▶ OBJECTIVE: Go through the entries below and pick out every line with "FFFFFF".

===== PROVIDED ENTRIES =====

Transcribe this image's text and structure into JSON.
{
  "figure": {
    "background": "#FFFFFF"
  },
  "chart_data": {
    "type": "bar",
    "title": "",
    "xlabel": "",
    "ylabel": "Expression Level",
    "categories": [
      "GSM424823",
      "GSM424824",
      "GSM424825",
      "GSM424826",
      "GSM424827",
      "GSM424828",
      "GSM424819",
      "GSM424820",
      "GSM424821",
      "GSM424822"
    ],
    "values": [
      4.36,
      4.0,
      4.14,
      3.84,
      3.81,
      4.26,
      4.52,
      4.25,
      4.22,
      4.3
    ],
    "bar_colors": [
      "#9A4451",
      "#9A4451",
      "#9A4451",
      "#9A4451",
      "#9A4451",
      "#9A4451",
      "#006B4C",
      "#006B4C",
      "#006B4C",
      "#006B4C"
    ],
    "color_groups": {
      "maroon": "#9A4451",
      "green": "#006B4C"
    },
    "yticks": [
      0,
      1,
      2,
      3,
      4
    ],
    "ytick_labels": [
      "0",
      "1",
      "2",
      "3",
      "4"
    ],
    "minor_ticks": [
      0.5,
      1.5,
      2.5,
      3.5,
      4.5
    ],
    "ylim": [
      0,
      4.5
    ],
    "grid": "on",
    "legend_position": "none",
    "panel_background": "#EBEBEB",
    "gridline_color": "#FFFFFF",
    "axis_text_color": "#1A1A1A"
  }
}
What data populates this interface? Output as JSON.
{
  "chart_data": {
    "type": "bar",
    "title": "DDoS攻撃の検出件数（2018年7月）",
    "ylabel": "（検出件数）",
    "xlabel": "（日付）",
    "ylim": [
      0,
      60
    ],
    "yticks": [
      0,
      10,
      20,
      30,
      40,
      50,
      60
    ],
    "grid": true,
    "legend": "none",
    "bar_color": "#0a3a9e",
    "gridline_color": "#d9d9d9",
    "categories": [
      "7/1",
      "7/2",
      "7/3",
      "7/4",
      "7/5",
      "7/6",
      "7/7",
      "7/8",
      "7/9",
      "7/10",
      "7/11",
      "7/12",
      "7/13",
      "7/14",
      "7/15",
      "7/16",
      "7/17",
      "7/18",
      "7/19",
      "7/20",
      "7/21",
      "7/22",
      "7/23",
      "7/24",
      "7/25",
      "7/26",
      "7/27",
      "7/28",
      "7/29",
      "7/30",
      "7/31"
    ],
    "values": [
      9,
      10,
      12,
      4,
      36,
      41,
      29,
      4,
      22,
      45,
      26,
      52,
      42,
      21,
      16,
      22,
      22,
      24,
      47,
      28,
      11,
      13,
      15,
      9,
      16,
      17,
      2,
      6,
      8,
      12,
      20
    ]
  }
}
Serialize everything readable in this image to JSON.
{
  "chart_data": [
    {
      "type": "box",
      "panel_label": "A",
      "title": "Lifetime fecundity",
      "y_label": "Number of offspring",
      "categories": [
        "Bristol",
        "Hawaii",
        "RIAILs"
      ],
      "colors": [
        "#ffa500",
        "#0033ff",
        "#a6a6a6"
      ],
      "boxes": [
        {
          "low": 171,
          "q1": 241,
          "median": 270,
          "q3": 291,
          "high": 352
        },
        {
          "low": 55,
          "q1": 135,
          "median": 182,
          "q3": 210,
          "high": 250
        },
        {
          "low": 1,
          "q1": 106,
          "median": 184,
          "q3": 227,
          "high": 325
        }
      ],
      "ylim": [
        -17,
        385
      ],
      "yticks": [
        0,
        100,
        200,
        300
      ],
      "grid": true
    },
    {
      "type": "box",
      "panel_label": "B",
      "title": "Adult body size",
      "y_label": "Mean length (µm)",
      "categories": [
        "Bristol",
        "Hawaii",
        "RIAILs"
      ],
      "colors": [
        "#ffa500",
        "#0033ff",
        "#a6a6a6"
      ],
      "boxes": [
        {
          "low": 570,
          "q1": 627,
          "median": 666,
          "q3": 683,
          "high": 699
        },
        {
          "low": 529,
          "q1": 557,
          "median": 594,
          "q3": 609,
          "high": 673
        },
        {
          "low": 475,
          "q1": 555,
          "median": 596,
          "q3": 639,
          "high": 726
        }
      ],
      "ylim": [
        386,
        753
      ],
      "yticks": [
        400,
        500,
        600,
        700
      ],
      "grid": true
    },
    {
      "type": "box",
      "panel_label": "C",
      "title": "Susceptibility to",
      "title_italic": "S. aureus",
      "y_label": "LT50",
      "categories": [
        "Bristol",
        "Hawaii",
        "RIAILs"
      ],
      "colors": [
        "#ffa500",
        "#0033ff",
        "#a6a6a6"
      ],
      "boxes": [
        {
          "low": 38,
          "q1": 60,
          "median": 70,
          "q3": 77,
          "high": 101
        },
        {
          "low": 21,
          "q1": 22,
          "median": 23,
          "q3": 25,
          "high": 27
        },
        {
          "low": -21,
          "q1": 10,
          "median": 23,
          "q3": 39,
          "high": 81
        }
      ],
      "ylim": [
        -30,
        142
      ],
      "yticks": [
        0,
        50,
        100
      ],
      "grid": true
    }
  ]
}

=====

▶ EXERCISE SOLUTION:
    "background": "#FFFFFF"
    "gridline_color": "#FFFFFF",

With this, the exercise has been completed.